What you have to do:
Entries follow. Set all of them down as they stand.

***

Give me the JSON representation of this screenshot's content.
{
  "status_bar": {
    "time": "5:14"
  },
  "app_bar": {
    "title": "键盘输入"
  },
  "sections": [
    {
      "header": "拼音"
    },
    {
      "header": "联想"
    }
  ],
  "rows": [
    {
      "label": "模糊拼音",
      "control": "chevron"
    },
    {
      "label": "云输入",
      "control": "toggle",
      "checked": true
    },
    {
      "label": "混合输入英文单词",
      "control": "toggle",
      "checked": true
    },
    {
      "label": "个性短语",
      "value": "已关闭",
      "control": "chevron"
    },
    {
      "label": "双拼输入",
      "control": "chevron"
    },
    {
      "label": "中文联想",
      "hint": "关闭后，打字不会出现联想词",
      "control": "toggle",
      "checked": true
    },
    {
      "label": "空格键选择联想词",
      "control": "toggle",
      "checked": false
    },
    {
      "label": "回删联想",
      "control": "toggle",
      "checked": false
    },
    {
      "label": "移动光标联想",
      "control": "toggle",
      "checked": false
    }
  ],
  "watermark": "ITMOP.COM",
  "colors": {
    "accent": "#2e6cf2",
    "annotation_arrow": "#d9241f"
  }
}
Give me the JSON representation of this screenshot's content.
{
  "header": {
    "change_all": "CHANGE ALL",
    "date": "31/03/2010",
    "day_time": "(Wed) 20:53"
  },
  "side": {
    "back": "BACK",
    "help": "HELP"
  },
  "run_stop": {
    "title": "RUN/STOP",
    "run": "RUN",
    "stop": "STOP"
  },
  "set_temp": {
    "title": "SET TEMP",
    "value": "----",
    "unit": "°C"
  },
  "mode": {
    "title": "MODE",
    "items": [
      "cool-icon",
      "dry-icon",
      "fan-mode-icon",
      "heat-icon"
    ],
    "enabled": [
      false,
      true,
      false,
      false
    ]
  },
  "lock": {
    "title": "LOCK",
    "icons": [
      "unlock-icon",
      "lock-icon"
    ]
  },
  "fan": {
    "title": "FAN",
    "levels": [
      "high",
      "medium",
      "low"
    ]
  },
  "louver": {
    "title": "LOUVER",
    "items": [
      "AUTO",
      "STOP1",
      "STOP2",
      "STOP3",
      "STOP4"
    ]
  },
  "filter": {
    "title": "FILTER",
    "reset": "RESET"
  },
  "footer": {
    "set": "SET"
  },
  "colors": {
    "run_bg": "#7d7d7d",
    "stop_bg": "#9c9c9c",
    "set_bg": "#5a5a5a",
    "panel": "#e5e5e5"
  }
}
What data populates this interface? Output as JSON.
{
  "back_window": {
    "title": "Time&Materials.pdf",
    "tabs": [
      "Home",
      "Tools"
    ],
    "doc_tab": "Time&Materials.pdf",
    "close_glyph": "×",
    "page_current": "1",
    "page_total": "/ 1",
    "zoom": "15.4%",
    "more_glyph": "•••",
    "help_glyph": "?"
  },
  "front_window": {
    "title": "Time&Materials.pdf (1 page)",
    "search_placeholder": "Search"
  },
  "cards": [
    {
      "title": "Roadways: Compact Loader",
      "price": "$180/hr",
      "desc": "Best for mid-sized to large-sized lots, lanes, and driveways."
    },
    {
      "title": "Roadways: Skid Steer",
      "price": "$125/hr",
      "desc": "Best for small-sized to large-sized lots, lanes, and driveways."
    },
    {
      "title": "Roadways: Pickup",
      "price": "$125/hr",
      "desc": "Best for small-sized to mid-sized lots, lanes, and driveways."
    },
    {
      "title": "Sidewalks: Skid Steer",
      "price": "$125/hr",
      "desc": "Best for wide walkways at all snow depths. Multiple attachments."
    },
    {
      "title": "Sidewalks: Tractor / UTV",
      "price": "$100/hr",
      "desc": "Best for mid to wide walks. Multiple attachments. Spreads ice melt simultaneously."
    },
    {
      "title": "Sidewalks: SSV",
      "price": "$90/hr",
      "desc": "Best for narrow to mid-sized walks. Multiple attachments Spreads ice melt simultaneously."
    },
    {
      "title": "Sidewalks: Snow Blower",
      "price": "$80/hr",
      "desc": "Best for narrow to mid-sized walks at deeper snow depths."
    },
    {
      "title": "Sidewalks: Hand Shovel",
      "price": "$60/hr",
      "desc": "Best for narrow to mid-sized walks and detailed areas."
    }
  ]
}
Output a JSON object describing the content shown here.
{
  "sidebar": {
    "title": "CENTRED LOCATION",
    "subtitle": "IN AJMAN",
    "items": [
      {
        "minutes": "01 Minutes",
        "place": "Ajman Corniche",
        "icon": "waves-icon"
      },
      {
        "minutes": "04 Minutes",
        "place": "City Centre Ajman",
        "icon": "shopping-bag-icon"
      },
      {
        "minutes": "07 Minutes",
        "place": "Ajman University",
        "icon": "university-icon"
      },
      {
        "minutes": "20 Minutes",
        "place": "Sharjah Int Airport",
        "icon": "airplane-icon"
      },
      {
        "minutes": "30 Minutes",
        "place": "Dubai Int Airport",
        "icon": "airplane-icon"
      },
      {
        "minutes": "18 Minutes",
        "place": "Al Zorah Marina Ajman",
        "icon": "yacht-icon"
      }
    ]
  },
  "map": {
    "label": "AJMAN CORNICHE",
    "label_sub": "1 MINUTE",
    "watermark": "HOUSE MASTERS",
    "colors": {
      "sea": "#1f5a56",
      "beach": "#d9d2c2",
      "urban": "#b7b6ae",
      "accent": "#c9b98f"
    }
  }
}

***

Expected answer:
Give me the JSON representation of this screenshot's content.
{
  "status_bar": {
    "time": "5:14"
  },
  "app_bar": {
    "title": "键盘输入"
  },
  "sections": [
    {
      "header": "拼音"
    },
    {
      "header": "联想"
    }
  ],
  "rows": [
    {
      "label": "模糊拼音",
      "control": "chevron"
    },
    {
      "label": "云输入",
      "control": "toggle",
      "checked": true
    },
    {
      "label": "混合输入英文单词",
      "control": "toggle",
      "checked": true
    },
    {
      "label": "个性短语",
      "value": "已关闭",
      "control": "chevron"
    },
    {
      "label": "双拼输入",
      "control": "chevron"
    },
    {
      "label": "中文联想",
      "hint": "关闭后，打字不会出现联想词",
      "control": "toggle",
      "checked": true
    },
    {
      "label": "空格键选择联想词",
      "control": "toggle",
      "checked": false
    },
    {
      "label": "回删联想",
      "control": "toggle",
      "checked": false
    },
    {
      "label": "移动光标联想",
      "control": "toggle",
      "checked": false
    }
  ],
  "watermark": "ITMOP.COM",
  "colors": {
    "accent": "#2e6cf2",
    "annotation_arrow": "#d9241f"
  }
}
Give me the JSON representation of this screenshot's content.
{
  "header": {
    "change_all": "CHANGE ALL",
    "date": "31/03/2010",
    "day_time": "(Wed) 20:53"
  },
  "side": {
    "back": "BACK",
    "help": "HELP"
  },
  "run_stop": {
    "title": "RUN/STOP",
    "run": "RUN",
    "stop": "STOP"
  },
  "set_temp": {
    "title": "SET TEMP",
    "value": "----",
    "unit": "°C"
  },
  "mode": {
    "title": "MODE",
    "items": [
      "cool-icon",
      "dry-icon",
      "fan-mode-icon",
      "heat-icon"
    ],
    "enabled": [
      false,
      true,
      false,
      false
    ]
  },
  "lock": {
    "title": "LOCK",
    "icons": [
      "unlock-icon",
      "lock-icon"
    ]
  },
  "fan": {
    "title": "FAN",
    "levels": [
      "high",
      "medium",
      "low"
    ]
  },
  "louver": {
    "title": "LOUVER",
    "items": [
      "AUTO",
      "STOP1",
      "STOP2",
      "STOP3",
      "STOP4"
    ]
  },
  "filter": {
    "title": "FILTER",
    "reset": "RESET"
  },
  "footer": {
    "set": "SET"
  },
  "colors": {
    "run_bg": "#7d7d7d",
    "stop_bg": "#9c9c9c",
    "set_bg": "#5a5a5a",
    "panel": "#e5e5e5"
  }
}
What data populates this interface? Output as JSON.
{
  "back_window": {
    "title": "Time&Materials.pdf",
    "tabs": [
      "Home",
      "Tools"
    ],
    "doc_tab": "Time&Materials.pdf",
    "close_glyph": "×",
    "page_current": "1",
    "page_total": "/ 1",
    "zoom": "15.4%",
    "more_glyph": "•••",
    "help_glyph": "?"
  },
  "front_window": {
    "title": "Time&Materials.pdf (1 page)",
    "search_placeholder": "Search"
  },
  "cards": [
    {
      "title": "Roadways: Compact Loader",
      "price": "$180/hr",
      "desc": "Best for mid-sized to large-sized lots, lanes, and driveways."
    },
    {
      "title": "Roadways: Skid Steer",
      "price": "$125/hr",
      "desc": "Best for small-sized to large-sized lots, lanes, and driveways."
    },
    {
      "title": "Roadways: Pickup",
      "price": "$125/hr",
      "desc": "Best for small-sized to mid-sized lots, lanes, and driveways."
    },
    {
      "title": "Sidewalks: Skid Steer",
      "price": "$125/hr",
      "desc": "Best for wide walkways at all snow depths. Multiple attachments."
    },
    {
      "title": "Sidewalks: Tractor / UTV",
      "price": "$100/hr",
      "desc": "Best for mid to wide walks. Multiple attachments. Spreads ice melt simultaneously."
    },
    {
      "title": "Sidewalks: SSV",
      "price": "$90/hr",
      "desc": "Best for narrow to mid-sized walks. Multiple attachments Spreads ice melt simultaneously."
    },
    {
      "title": "Sidewalks: Snow Blower",
      "price": "$80/hr",
      "desc": "Best for narrow to mid-sized walks at deeper snow depths."
    },
    {
      "title": "Sidewalks: Hand Shovel",
      "price": "$60/hr",
      "desc": "Best for narrow to mid-sized walks and detailed areas."
    }
  ]
}
Output a JSON object describing the content shown here.
{
  "sidebar": {
    "title": "CENTRED LOCATION",
    "subtitle": "IN AJMAN",
    "items": [
      {
        "minutes": "01 Minutes",
        "place": "Ajman Corniche",
        "icon": "waves-icon"
      },
      {
        "minutes": "04 Minutes",
        "place": "City Centre Ajman",
        "icon": "shopping-bag-icon"
      },
      {
        "minutes": "07 Minutes",
        "place": "Ajman University",
        "icon": "university-icon"
      },
      {
        "minutes": "20 Minutes",
        "place": "Sharjah Int Airport",
        "icon": "airplane-icon"
      },
      {
        "minutes": "30 Minutes",
        "place": "Dubai Int Airport",
        "icon": "airplane-icon"
      },
      {
        "minutes": "18 Minutes",
        "place": "Al Zorah Marina Ajman",
        "icon": "yacht-icon"
      }
    ]
  },
  "map": {
    "label": "AJMAN CORNICHE",
    "label_sub": "1 MINUTE",
    "watermark": "HOUSE MASTERS",
    "colors": {
      "sea": "#1f5a56",
      "beach": "#d9d2c2",
      "urban": "#b7b6ae",
      "accent": "#c9b98f"
    }
  }
}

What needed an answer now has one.